_Requirements_:
Pull out every line in the data that has the string "âmbito" in it.

· · · · ·

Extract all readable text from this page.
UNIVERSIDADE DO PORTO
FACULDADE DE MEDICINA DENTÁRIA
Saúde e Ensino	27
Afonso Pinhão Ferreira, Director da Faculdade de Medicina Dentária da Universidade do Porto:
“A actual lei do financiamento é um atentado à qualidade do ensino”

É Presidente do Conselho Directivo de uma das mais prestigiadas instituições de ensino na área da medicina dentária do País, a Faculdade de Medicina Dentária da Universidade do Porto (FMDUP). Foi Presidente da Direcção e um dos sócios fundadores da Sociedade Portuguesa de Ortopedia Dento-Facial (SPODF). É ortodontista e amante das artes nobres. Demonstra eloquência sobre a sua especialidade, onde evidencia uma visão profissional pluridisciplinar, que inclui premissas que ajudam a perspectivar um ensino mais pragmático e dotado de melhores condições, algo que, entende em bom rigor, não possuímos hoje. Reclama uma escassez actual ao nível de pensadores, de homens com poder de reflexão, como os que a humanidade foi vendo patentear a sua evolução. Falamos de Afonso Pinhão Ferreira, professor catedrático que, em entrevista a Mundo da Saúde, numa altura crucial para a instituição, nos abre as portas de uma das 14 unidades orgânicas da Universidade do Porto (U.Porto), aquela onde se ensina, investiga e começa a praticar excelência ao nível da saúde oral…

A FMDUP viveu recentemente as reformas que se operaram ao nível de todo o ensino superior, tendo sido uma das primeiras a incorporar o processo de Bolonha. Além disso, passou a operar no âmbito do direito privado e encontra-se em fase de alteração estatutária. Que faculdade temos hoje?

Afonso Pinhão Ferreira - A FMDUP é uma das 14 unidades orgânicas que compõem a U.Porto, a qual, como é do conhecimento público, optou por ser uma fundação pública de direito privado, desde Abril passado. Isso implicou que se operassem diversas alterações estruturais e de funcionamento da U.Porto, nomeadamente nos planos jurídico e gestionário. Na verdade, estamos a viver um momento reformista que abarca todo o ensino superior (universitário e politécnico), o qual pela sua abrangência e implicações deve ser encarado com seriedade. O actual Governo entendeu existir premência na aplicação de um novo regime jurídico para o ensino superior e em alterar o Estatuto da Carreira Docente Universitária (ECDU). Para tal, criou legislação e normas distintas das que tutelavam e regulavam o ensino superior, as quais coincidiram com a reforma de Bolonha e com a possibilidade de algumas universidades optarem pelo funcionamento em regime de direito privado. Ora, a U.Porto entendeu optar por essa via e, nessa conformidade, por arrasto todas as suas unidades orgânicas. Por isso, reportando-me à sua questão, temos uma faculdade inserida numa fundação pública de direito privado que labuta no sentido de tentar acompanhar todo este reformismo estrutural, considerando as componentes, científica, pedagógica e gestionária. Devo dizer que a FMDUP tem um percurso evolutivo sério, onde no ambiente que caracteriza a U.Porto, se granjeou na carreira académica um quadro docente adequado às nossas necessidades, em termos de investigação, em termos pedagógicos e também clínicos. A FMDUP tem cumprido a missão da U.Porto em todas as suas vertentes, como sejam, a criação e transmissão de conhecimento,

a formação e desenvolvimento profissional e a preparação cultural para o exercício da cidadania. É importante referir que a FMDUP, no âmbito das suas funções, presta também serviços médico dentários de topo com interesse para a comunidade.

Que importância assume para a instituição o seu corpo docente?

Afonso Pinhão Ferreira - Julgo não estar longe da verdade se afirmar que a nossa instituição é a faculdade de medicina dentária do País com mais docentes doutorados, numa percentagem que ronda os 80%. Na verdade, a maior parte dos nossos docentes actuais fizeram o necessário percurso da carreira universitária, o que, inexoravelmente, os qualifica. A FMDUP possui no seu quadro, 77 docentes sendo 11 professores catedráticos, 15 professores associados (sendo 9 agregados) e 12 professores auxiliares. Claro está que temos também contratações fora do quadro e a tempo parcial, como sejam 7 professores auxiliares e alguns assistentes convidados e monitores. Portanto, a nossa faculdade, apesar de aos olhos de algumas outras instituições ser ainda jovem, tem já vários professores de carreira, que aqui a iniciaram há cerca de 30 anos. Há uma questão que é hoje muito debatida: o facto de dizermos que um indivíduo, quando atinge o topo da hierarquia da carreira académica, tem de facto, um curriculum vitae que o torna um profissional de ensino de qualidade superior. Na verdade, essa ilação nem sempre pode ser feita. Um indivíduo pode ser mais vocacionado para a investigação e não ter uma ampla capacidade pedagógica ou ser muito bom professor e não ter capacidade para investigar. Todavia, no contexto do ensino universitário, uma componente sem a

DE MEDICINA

· · · · ·

_The result_:
A FMDUP viveu recentemente as reformas que se operaram ao nível de todo o ensino superior, tendo sido uma das primeiras a incorporar o processo de Bolonha. Além disso, passou a operar no âmbito do direito privado e encontra-se em fase de alteração estatutária. Que faculdade temos hoje?
a formação e desenvolvimento profissional e a preparação cultural para o exercício da cidadania. É importante referir que a FMDUP, no âmbito das suas funções, presta também serviços médico dentários de topo com interesse para a comunidade.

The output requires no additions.